* [REQUIREMENTS] Records follow. Select each line holding "Items".

* [DATA SHOWN]
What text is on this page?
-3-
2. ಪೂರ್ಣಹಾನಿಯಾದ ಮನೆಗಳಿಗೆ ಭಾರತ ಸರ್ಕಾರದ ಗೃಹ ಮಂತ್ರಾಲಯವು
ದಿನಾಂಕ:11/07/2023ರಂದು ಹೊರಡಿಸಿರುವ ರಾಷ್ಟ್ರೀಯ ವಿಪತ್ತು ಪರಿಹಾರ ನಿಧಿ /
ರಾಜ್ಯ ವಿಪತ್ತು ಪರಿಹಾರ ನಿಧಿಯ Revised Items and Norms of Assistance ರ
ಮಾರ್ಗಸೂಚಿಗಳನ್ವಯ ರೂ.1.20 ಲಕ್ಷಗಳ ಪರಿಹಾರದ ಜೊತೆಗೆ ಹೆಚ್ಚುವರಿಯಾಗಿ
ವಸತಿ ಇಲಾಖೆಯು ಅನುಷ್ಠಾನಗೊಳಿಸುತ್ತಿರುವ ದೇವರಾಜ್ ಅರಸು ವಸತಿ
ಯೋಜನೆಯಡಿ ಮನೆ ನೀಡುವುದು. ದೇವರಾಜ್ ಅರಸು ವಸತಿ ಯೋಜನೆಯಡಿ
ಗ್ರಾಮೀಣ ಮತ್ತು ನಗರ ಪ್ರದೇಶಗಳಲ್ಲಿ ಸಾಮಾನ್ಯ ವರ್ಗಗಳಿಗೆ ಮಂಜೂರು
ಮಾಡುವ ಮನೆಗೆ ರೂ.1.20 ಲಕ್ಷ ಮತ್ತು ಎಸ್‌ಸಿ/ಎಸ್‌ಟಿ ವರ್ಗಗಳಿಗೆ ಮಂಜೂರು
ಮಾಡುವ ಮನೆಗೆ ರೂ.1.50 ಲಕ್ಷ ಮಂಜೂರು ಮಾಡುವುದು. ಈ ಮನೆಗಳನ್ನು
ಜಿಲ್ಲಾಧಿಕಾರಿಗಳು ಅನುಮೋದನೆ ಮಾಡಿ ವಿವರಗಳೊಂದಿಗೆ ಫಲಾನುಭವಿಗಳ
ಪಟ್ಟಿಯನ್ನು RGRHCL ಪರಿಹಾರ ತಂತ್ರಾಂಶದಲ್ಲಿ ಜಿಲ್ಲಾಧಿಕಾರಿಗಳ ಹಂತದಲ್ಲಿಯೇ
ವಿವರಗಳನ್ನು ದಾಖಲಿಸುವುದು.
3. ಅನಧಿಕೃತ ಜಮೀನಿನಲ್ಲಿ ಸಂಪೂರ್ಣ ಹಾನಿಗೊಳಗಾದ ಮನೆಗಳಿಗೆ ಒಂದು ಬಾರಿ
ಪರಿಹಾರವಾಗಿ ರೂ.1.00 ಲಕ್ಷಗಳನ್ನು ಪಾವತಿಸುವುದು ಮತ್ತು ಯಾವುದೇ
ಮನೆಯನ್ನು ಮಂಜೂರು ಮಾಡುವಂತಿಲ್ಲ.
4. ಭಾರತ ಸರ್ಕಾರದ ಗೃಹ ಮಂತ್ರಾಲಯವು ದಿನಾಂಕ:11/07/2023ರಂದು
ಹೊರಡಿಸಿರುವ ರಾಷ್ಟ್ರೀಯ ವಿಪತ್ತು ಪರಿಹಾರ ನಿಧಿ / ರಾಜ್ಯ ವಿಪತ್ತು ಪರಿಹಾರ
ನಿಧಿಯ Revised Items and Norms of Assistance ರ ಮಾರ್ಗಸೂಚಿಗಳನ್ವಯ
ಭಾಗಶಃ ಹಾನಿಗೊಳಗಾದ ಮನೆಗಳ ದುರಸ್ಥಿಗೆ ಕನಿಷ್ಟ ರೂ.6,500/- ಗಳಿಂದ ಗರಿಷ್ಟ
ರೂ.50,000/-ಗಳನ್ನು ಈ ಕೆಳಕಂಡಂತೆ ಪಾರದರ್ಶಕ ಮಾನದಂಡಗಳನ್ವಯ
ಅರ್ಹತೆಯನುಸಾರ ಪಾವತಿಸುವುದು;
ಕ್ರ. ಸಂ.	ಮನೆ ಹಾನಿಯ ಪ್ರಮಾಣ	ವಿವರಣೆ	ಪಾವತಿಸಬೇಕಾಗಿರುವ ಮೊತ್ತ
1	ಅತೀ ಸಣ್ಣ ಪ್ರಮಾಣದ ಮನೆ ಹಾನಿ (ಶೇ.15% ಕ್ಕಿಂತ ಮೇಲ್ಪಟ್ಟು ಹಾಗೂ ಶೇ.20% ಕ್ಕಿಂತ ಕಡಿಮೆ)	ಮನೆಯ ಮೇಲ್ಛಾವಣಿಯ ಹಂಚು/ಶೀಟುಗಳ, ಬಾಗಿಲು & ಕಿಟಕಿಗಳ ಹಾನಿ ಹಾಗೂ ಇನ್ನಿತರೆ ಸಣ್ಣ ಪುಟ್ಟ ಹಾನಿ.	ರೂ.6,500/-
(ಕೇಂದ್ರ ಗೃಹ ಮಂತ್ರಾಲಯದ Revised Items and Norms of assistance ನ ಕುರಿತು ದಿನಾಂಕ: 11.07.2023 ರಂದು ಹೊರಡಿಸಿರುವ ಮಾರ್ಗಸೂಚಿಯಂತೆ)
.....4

* [RESULT FOR THIS TASK]
ರಾಜ್ಯ ವಿಪತ್ತು ಪರಿಹಾರ ನಿಧಿಯ Revised Items and Norms of Assistance ರ
ನಿಧಿಯ Revised Items and Norms of Assistance ರ ಮಾರ್ಗಸೂಚಿಗಳನ್ವಯ
(ಕೇಂದ್ರ ಗೃಹ ಮಂತ್ರಾಲಯದ Revised Items and Norms of assistance ನ ಕುರಿತು ದಿನಾಂಕ: 11.07.2023 ರಂದು ಹೊರಡಿಸಿರುವ ಮಾರ್ಗಸೂಚಿಯಂತೆ)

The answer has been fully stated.